Work required
Copy each line holding the string "name".

Extracted data
- - -
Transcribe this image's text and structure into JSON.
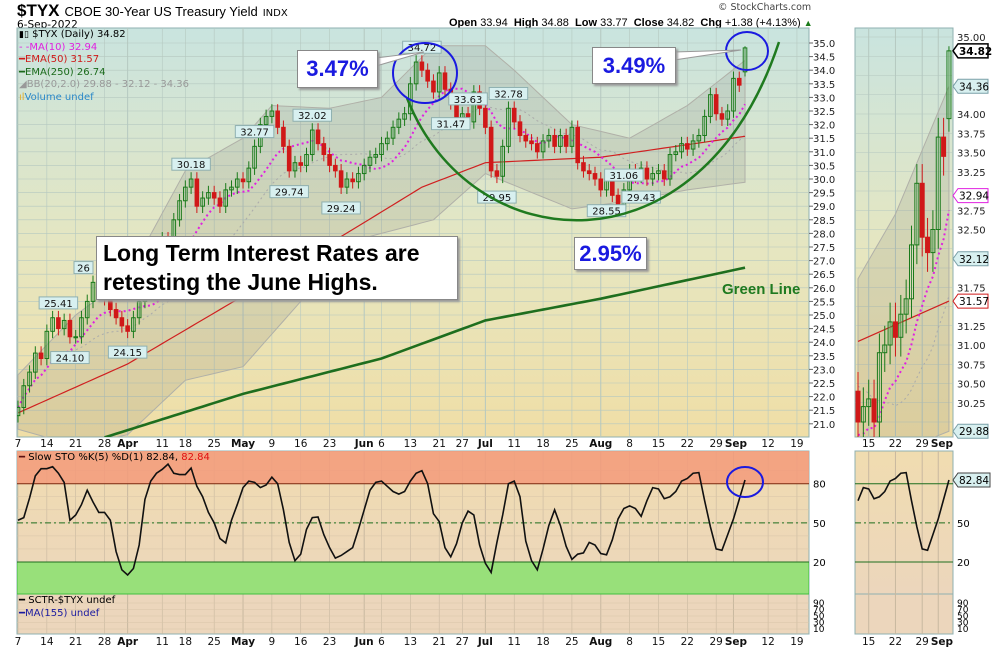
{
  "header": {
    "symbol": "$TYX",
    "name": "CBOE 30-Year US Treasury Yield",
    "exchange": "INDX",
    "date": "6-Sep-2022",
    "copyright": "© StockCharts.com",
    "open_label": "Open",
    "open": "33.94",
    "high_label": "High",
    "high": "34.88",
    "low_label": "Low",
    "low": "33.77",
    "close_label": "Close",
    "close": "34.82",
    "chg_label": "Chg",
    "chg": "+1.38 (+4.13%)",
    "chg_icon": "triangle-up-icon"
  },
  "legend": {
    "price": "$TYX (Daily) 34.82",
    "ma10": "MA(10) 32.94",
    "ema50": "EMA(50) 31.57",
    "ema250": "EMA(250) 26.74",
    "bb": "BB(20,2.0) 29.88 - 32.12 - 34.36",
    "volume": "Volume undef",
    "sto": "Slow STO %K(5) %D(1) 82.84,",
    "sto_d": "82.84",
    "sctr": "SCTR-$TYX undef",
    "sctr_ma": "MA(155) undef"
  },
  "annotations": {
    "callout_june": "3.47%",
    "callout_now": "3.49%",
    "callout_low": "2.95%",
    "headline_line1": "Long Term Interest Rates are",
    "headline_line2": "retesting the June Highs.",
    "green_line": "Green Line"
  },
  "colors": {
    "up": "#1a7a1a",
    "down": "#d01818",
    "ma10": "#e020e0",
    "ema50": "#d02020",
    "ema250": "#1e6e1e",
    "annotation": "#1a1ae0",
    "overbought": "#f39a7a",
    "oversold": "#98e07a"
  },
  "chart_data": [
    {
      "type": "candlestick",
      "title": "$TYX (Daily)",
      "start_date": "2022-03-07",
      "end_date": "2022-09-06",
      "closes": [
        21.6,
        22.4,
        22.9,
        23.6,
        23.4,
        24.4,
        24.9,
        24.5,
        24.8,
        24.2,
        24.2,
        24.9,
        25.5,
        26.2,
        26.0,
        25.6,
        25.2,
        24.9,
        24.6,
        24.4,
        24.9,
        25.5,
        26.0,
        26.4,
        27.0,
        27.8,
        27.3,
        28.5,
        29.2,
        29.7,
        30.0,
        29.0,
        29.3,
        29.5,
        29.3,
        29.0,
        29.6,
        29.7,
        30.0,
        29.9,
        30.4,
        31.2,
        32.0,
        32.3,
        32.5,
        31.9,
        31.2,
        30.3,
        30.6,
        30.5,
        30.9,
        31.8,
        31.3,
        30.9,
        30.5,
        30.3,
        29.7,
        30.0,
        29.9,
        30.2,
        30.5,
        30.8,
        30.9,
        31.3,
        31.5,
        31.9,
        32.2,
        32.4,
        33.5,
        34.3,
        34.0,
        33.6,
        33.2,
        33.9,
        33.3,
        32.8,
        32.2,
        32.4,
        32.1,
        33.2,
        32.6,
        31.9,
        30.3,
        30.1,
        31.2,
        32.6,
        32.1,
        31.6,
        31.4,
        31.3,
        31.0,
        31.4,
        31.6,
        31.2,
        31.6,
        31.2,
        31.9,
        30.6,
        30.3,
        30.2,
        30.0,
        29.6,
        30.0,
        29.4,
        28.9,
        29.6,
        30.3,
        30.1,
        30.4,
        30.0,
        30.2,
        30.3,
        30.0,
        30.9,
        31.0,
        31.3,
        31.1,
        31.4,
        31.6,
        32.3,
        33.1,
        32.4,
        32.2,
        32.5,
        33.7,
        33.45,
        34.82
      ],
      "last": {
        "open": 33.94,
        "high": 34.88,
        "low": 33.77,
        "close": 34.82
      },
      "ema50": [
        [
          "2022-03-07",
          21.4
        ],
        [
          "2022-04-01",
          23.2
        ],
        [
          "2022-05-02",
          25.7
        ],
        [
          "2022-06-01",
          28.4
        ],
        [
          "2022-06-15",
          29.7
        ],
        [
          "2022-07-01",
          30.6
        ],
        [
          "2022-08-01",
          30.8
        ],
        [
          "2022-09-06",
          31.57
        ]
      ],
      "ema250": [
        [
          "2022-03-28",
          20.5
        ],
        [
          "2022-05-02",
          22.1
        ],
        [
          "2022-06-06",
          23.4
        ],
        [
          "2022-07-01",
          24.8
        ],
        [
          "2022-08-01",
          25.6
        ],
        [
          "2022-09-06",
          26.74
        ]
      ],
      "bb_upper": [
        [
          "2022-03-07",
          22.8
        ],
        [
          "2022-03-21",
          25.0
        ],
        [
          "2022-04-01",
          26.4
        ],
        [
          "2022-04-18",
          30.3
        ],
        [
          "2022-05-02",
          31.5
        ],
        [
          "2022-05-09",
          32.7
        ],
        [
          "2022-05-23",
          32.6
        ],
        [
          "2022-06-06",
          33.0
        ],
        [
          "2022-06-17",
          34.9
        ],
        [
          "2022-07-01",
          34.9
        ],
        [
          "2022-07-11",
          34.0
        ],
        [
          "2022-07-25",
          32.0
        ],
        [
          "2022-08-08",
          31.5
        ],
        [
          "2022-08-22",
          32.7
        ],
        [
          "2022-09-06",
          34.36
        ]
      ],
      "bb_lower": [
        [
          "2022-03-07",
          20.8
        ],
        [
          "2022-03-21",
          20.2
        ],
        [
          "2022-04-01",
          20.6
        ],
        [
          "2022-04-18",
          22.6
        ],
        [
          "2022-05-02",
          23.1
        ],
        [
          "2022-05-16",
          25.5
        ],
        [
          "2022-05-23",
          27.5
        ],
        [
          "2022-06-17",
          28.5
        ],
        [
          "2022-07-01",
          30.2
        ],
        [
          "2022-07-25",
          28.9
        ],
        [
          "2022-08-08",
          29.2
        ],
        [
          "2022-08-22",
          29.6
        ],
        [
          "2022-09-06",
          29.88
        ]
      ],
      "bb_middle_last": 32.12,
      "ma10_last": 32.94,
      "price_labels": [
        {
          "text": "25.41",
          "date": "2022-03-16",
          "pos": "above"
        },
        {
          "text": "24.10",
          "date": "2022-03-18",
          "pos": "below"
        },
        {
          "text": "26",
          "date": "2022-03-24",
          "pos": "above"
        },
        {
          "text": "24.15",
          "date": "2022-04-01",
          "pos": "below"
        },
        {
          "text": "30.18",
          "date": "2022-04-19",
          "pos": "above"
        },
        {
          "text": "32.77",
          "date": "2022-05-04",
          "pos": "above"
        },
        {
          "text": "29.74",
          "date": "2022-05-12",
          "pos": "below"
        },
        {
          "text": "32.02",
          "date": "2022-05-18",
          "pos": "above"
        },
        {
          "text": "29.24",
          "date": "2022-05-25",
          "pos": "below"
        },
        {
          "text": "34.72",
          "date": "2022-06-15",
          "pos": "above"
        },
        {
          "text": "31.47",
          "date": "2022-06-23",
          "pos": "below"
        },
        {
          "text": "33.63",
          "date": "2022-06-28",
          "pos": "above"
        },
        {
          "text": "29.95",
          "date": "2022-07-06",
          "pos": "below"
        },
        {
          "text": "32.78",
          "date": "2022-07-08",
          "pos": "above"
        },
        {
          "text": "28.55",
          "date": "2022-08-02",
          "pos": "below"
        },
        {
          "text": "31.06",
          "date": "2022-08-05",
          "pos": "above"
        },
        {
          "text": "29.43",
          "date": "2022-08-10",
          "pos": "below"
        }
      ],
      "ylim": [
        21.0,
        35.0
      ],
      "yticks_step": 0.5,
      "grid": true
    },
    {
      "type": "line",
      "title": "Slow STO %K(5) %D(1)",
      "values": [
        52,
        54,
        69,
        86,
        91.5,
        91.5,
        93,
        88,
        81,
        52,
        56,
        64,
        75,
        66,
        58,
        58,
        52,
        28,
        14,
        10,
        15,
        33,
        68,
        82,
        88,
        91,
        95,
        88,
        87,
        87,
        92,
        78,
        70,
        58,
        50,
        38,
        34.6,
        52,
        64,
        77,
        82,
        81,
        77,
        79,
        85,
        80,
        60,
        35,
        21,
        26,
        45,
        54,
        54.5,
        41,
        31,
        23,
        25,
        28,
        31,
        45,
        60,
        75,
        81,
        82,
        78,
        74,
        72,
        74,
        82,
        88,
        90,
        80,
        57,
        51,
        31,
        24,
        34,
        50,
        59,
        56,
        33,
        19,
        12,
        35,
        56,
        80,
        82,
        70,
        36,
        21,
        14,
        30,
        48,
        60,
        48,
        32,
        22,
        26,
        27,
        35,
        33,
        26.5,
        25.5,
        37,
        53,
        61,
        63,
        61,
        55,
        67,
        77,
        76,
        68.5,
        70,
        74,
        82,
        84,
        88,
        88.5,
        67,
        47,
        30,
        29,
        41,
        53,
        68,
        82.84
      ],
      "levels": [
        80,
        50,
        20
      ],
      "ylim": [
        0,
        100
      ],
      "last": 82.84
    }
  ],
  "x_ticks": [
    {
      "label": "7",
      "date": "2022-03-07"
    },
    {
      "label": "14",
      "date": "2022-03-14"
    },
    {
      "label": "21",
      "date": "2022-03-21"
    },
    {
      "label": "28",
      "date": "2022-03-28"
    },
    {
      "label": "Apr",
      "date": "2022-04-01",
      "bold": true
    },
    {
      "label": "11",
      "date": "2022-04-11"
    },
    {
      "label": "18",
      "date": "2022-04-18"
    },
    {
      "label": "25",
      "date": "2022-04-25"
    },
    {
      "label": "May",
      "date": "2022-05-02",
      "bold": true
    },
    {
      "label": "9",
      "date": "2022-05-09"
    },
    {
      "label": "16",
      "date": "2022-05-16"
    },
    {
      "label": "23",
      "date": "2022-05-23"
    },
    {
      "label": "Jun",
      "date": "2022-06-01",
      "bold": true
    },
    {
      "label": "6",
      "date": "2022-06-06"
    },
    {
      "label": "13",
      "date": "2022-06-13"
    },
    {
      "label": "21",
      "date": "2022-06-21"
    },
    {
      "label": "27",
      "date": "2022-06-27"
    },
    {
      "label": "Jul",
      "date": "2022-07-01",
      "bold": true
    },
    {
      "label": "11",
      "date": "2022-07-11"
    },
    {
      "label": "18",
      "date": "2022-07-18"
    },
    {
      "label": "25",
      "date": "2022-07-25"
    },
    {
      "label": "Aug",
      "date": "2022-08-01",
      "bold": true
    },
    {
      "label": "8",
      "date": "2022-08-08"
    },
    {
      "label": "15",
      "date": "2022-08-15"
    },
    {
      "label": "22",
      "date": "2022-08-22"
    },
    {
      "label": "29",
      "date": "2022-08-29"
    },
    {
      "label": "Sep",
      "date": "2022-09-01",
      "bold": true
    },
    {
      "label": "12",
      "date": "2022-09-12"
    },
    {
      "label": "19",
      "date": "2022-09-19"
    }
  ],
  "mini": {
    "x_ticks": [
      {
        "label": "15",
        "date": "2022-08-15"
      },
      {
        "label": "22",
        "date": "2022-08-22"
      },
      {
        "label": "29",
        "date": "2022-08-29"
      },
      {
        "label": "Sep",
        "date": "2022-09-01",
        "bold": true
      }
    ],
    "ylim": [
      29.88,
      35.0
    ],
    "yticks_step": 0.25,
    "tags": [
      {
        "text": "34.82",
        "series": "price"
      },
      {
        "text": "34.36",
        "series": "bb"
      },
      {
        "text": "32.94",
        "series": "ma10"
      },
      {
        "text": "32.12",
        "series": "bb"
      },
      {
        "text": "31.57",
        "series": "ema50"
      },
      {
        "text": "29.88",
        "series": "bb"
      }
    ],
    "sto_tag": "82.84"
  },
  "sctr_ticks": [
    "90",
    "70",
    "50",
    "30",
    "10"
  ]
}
- - -
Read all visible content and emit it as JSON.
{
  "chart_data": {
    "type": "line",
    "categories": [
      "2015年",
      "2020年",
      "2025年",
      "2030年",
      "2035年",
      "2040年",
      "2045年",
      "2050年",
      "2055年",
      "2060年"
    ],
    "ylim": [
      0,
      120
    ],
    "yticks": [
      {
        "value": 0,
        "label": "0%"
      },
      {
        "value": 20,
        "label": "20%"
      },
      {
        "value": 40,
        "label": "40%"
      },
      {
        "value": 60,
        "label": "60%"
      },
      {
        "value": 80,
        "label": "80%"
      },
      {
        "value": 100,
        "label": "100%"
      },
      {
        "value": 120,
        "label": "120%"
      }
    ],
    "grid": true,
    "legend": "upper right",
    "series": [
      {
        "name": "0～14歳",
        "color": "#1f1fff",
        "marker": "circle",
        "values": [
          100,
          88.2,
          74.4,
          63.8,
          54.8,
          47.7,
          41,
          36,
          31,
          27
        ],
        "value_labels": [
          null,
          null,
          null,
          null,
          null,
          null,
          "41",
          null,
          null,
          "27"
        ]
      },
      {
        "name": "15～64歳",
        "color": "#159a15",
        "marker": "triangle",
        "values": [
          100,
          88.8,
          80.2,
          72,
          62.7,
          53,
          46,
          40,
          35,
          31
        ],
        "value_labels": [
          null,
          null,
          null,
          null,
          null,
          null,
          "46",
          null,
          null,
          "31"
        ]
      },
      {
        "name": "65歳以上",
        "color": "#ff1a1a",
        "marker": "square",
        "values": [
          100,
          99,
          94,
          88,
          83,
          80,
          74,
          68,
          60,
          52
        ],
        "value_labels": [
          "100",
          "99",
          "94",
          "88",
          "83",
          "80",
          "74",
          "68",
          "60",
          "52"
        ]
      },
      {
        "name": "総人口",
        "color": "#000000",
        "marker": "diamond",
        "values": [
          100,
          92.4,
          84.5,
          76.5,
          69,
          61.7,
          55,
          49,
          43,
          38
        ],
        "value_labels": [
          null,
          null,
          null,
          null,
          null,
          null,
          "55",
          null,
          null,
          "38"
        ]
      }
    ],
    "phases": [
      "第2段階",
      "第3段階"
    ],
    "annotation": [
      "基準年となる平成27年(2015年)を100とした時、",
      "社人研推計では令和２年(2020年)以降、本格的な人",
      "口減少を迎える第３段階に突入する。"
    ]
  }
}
- - -
Solution for this problem
    "name": "CBOE 30-Year US Treasury Yield",
        "name": "0～14歳",
        "name": "15～64歳",
        "name": "65歳以上",
        "name": "総人口",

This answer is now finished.